* Required work:
1. In the text on postwar memory politics, swap "partisans" for "guerrillas" and write out the passage from "Phase four of" to "as main perpetrators.".
2. Put the lines of the records from the line with "point: [174, 474, 188, 489]" to the line with "y-tick-label: 2.50: [69, 280, 107, 302]" into a JSON list of strings, one string per line and no strings for blank lines, and give only that list.

* Text section:
───
To achieve all of this, Holocaust rhetoric was adopted, but the victims were replaced, and the Jews, as possible competitors, were again forgotten. Textbooks were completely committed to implanting a strong sense of belonging to the victim-nation into the heads of even the youngest of pupils. All methods were allowed, from brutal images of mass graves to cruel and detailed descriptions of crimes, without any prior preparation of students. For example, a textbook for 13 year-olds, published during the war in 1993, used by nearly ten generations of students, has the following passage: “The inmates in the concentration camp Jasenovac (mostly Serbs) were slaughtered with knives, killed with different tools, axes, hammers, sledge hammers and iron bars, shot and burnt in the crematorium, cooked alive in cauldrons, hanged, tortured with hunger, thirst and cold, for they lived in camps without food or water.”

Phase four of role change came in the wake of the Yugoslav wars and after Milosevic’s fall in 2000. The new authorities constructed “their own” World War II. That is to say, the objective of the new anti-communist authorities was to make a sharp break with the historical ancestors of the previous regime, and to fortify their victory over the old regime in the field of memories. It is as if they believed that, by pulling out this particular memory brick, the whole edifice of the regimes which rested on the partisan myth would finally collapse. Therefore, what was now needed, almost 70 years after the war ended, was to defeat Tito’s partisans, find a completely new narrative, and consequently new perpetrators and new victims. To do this, it was not enough to deny the partisans their position as greatest victims, but also to proclaim them as main perpetrators.
───
* Data entries:
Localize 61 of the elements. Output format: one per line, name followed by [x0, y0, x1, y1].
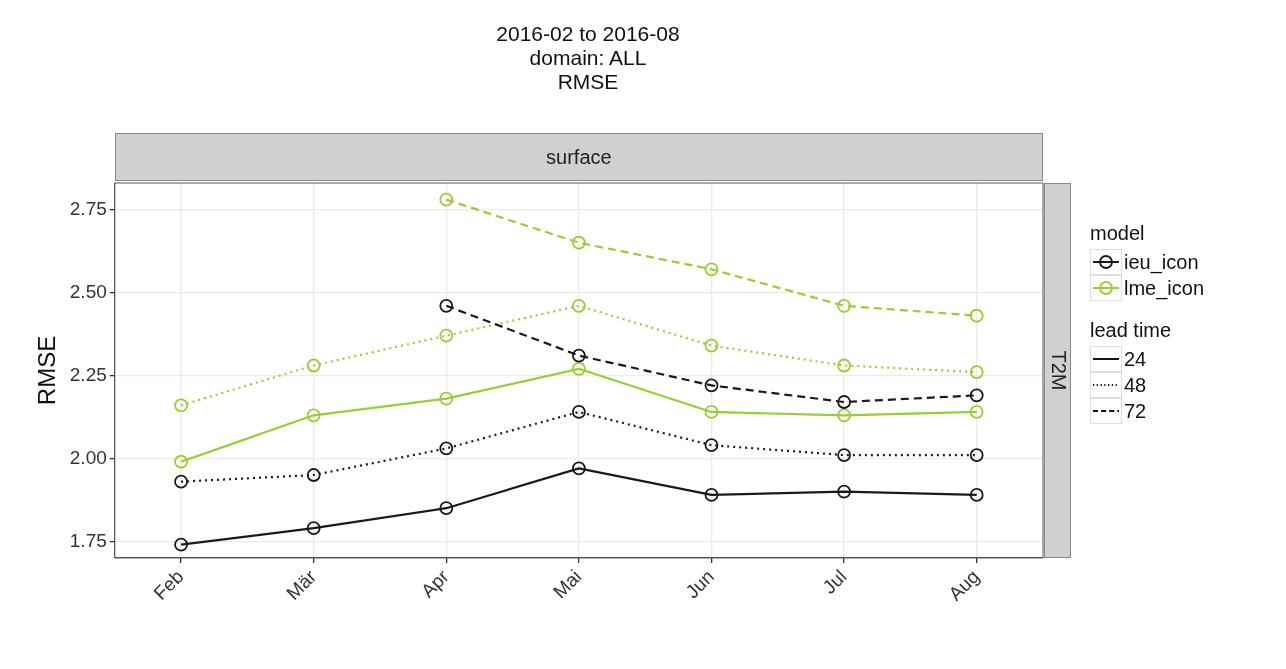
point: [174, 474, 188, 489]
text: 72: [1124, 399, 1147, 423]
point: [571, 461, 586, 476]
x-tick-label: Mai: [548, 565, 586, 603]
point: [837, 408, 851, 423]
text: surface: [546, 145, 612, 169]
point: [439, 192, 454, 207]
point: [704, 338, 719, 353]
point: [704, 488, 719, 502]
point: [306, 358, 321, 373]
x-tick-label: Aug: [944, 565, 984, 605]
x-tick-label: Jun: [681, 565, 719, 603]
point: [439, 328, 454, 343]
legend-title: model: [1090, 222, 1146, 245]
text: 48: [1124, 373, 1147, 397]
point: [174, 537, 188, 552]
point: [704, 378, 719, 393]
point: [837, 298, 851, 313]
point: [969, 448, 984, 462]
x-tick-label: Apr: [417, 565, 454, 602]
point: [439, 441, 454, 456]
point: [174, 454, 188, 469]
point: [439, 298, 454, 313]
y-tick-label: 2.50: [69, 280, 107, 302]
y-tick-label: 1.75: [69, 529, 107, 551]
point: [306, 521, 321, 536]
x-tick-label: Mär: [282, 565, 321, 604]
point: [571, 348, 586, 363]
point: [704, 405, 719, 419]
x-tick-label: Feb: [149, 565, 188, 604]
point: [704, 262, 719, 277]
point: [837, 484, 851, 499]
point: [969, 388, 984, 403]
x-tick-label: Jul: [818, 565, 851, 598]
legend-label: ieu_icon: [1124, 250, 1199, 274]
point: [571, 235, 586, 250]
point: [306, 408, 321, 423]
point: [969, 405, 984, 419]
text: T2M: [1046, 350, 1069, 391]
point: [571, 361, 586, 376]
point: [439, 391, 454, 406]
point: [969, 488, 984, 502]
point: [837, 395, 851, 409]
point: [837, 448, 851, 462]
y-axis-title: RMSE: [33, 335, 61, 406]
point: [571, 405, 586, 419]
point: [571, 298, 586, 313]
point: [969, 365, 984, 380]
y-tick-label: 2.75: [69, 197, 107, 219]
chart-title: 2016-02 to 2016-08 domain: ALL RMSE: [495, 22, 681, 94]
point: [439, 501, 454, 516]
point: [306, 468, 321, 482]
point: [837, 358, 851, 373]
text: 24: [1124, 347, 1147, 371]
point: [704, 438, 719, 453]
y-tick-label: 2.00: [69, 446, 107, 468]
y-tick-label: 2.25: [69, 363, 107, 385]
point: [969, 308, 984, 323]
legend-label: lme_icon: [1124, 276, 1205, 300]
text: lead time: [1090, 319, 1173, 342]
point: [174, 398, 188, 413]
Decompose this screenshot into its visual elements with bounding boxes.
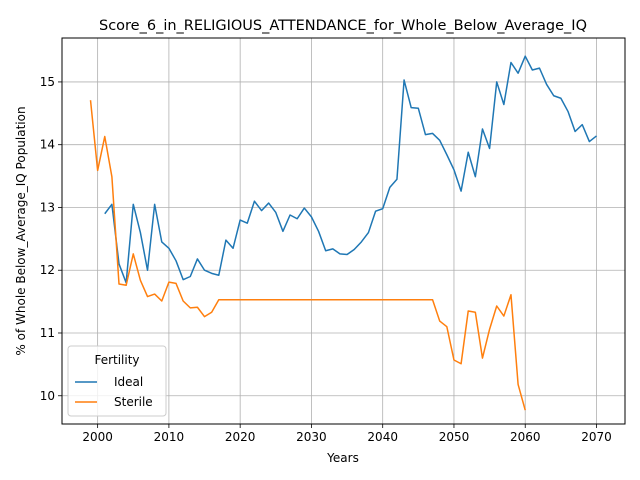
y-tick-label: 12 (40, 263, 55, 277)
y-tick-label: 10 (40, 389, 55, 403)
legend-label-sterile: Sterile (114, 395, 153, 409)
y-tick-label: 11 (40, 326, 55, 340)
y-tick-label: 14 (40, 138, 55, 152)
y-axis-title: % of Whole Below_Average_IQ Population (14, 106, 28, 355)
series-line-ideal (104, 55, 597, 284)
plot-area-frame (61, 37, 626, 425)
legend-title: Fertility (94, 353, 139, 367)
x-tick-label: 2010 (154, 430, 185, 444)
legend-label-ideal: Ideal (114, 375, 143, 389)
x-tick-label: 2070 (581, 430, 612, 444)
x-tick-label: 2050 (439, 430, 470, 444)
axis-ticks: 2000 2010 2020 2030 2040 2050 2060 2070 10 11 12 13… (40, 75, 612, 444)
x-tick-label: 2000 (82, 430, 113, 444)
chart-title: Score_6_in_RELIGIOUS_ATTENDANCE_for_Whol… (99, 18, 587, 34)
legend: Fertility Ideal Sterile (67, 345, 167, 417)
x-tick-label: 2060 (510, 430, 541, 444)
legend-box (67, 345, 167, 417)
x-tick-label: 2030 (296, 430, 327, 444)
x-tick-label: 2040 (367, 430, 398, 444)
x-tick-label: 2020 (225, 430, 256, 444)
x-axis-title: Years (326, 451, 359, 465)
series-line-sterile (89, 100, 526, 411)
y-tick-label: 15 (40, 75, 55, 89)
series-lines (89, 55, 597, 411)
y-tick-label: 13 (40, 200, 55, 214)
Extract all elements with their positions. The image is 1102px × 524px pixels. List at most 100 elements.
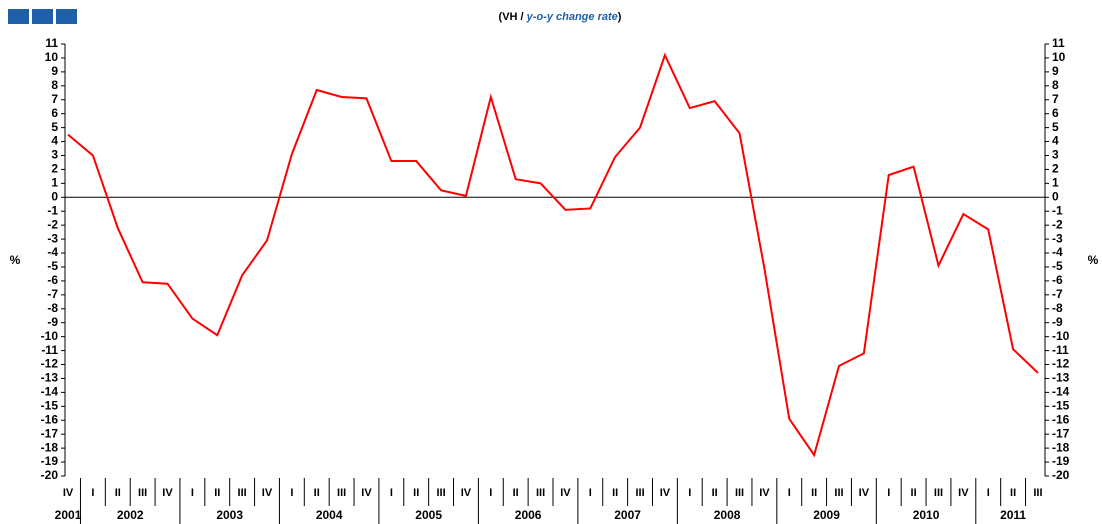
y-tick-label: -19 <box>41 454 59 468</box>
year-label: 2009 <box>813 508 840 522</box>
y2-axis-label: % <box>1088 253 1099 267</box>
y2-tick-label: 1 <box>1052 176 1059 190</box>
y-tick-label: 2 <box>51 162 58 176</box>
logo <box>8 9 77 24</box>
y-tick-label: 6 <box>51 106 58 120</box>
y-tick-label: -14 <box>41 385 59 399</box>
x-tick-label: II <box>314 487 320 499</box>
x-tick-label: I <box>191 487 194 499</box>
title-italic: y-o-y change rate <box>526 11 618 23</box>
y2-tick-label: -12 <box>1052 357 1070 371</box>
x-tick-label: IV <box>859 487 870 499</box>
x-tick-label: III <box>238 487 247 499</box>
y2-tick-label: -4 <box>1052 245 1063 259</box>
x-tick-label: III <box>536 487 545 499</box>
y-tick-label: -16 <box>41 412 59 426</box>
y2-tick-label: 7 <box>1052 92 1059 106</box>
x-tick-label: I <box>589 487 592 499</box>
year-label: 2010 <box>913 508 940 522</box>
y2-tick-label: -10 <box>1052 329 1070 343</box>
x-tick-label: III <box>934 487 943 499</box>
x-tick-label: IV <box>262 487 273 499</box>
year-label: 2001 <box>55 508 82 522</box>
y-tick-label: 0 <box>51 189 58 203</box>
x-tick-label: I <box>91 487 94 499</box>
y2-tick-label: -17 <box>1052 426 1070 440</box>
y2-tick-label: -6 <box>1052 273 1063 287</box>
y2-tick-label: -14 <box>1052 385 1070 399</box>
x-tick-label: III <box>337 487 346 499</box>
x-tick-label: I <box>688 487 691 499</box>
y-tick-label: 5 <box>51 120 58 134</box>
year-label: 2003 <box>216 508 243 522</box>
y2-tick-label: 2 <box>1052 162 1059 176</box>
y-tick-label: -13 <box>41 371 59 385</box>
x-tick-label: IV <box>361 487 372 499</box>
y2-tick-label: -2 <box>1052 217 1063 231</box>
year-label: 2011 <box>1000 508 1026 522</box>
y-tick-label: 3 <box>51 148 58 162</box>
y-tick-label: -17 <box>41 426 59 440</box>
y-tick-label: -5 <box>47 259 58 273</box>
title-prefix: (VH / <box>499 11 527 23</box>
y2-tick-label: 3 <box>1052 148 1059 162</box>
x-tick-label: I <box>788 487 791 499</box>
y-tick-label: 1 <box>51 176 58 190</box>
y2-tick-label: -1 <box>1052 203 1063 217</box>
y2-tick-label: 10 <box>1052 50 1066 64</box>
x-tick-label: II <box>214 487 220 499</box>
y-tick-label: -9 <box>47 315 58 329</box>
y-tick-label: 4 <box>51 134 58 148</box>
x-tick-label: III <box>834 487 843 499</box>
x-tick-label: III <box>138 487 147 499</box>
year-label: 2006 <box>515 508 542 522</box>
y2-tick-label: 8 <box>1052 78 1059 92</box>
data-line <box>67 52 1039 458</box>
y2-tick-label: -13 <box>1052 371 1070 385</box>
x-tick-label: IV <box>660 487 671 499</box>
x-tick-label: III <box>436 487 445 499</box>
y-tick-label: -8 <box>47 301 58 315</box>
y2-tick-label: 6 <box>1052 106 1059 120</box>
y-tick-label: -18 <box>41 440 59 454</box>
x-tick-label: III <box>735 487 744 499</box>
y-tick-label: 11 <box>45 36 58 50</box>
y2-tick-label: 4 <box>1052 134 1059 148</box>
x-tick-label: IV <box>759 487 770 499</box>
y-tick-label: -11 <box>41 343 58 357</box>
y-tick-label: -20 <box>41 468 59 482</box>
x-tick-label: II <box>612 487 618 499</box>
x-tick-label: II <box>413 487 419 499</box>
y2-tick-label: -19 <box>1052 454 1070 468</box>
x-tick-label: II <box>712 487 718 499</box>
x-tick-label: II <box>1010 487 1016 499</box>
y2-tick-label: -16 <box>1052 412 1070 426</box>
y-tick-label: -6 <box>47 273 58 287</box>
y-axis-label: % <box>10 253 21 267</box>
y2-tick-label: -20 <box>1052 468 1070 482</box>
year-label: 2005 <box>415 508 442 522</box>
x-tick-label: III <box>1033 487 1042 499</box>
x-tick-label: II <box>911 487 917 499</box>
y-tick-label: -10 <box>41 329 59 343</box>
y-tick-label: -1 <box>47 203 58 217</box>
y2-tick-label: -18 <box>1052 440 1070 454</box>
year-label: 2004 <box>316 508 343 522</box>
year-label: 2008 <box>714 508 741 522</box>
y-tick-label: -7 <box>47 287 58 301</box>
y2-tick-label: -9 <box>1052 315 1063 329</box>
x-tick-label: II <box>115 487 121 499</box>
y2-tick-label: -3 <box>1052 231 1063 245</box>
y2-tick-label: 9 <box>1052 64 1059 78</box>
title-suffix: ) <box>618 11 622 23</box>
x-tick-label: I <box>987 487 990 499</box>
x-tick-label: IV <box>461 487 472 499</box>
x-tick-label: IV <box>162 487 173 499</box>
y-tick-label: 9 <box>51 64 58 78</box>
x-tick-label: IV <box>958 487 969 499</box>
y2-tick-label: -11 <box>1052 343 1069 357</box>
x-tick-label: I <box>390 487 393 499</box>
year-label: 2007 <box>614 508 641 522</box>
x-tick-label: I <box>887 487 890 499</box>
───
* Solution set:
1.
Phase four of role change came in the wake of the Yugoslav wars and after Milosevic’s fall in 2000. The new authorities constructed “their own” World War II. That is to say, the objective of the new anti-communist authorities was to make a sharp break with the historical ancestors of the previous regime, and to fortify their victory over the old regime in the field of memories. It is as if they believed that, by pulling out this particular memory brick, the whole edifice of the regimes which rested on the partisan myth would finally collapse. Therefore, what was now needed, almost 70 years after the war ended, was to defeat Tito’s guerrillas, find a completely new narrative, and consequently new perpetrators and new victims. To do this, it was not enough to deny the guerrillas their position as greatest victims, but also to proclaim them as main perpetrators.

2.
[
  "point: [174, 474, 188, 489]",
  "text: 72: [1124, 399, 1147, 423]",
  "point: [571, 461, 586, 476]",
  "x-tick-label: Mai: [548, 565, 586, 603]",
  "point: [837, 408, 851, 423]",
  "text: surface: [546, 145, 612, 169]",
  "point: [439, 192, 454, 207]",
  "point: [704, 338, 719, 353]",
  "point: [704, 488, 719, 502]",
  "point: [306, 358, 321, 373]",
  "x-tick-label: Aug: [944, 565, 984, 605]",
  "x-tick-label: Jun: [681, 565, 719, 603]",
  "point: [439, 328, 454, 343]",
  "legend-title: model: [1090, 222, 1146, 245]",
  "text: 48: [1124, 373, 1147, 397]",
  "point: [174, 537, 188, 552]",
  "point: [704, 378, 719, 393]",
  "point: [837, 298, 851, 313]",
  "point: [969, 448, 984, 462]",
  "x-tick-label: Apr: [417, 565, 454, 602]",
  "point: [439, 441, 454, 456]",
  "point: [174, 454, 188, 469]",
  "point: [439, 298, 454, 313]",
  "y-tick-label: 2.50: [69, 280, 107, 302]"
]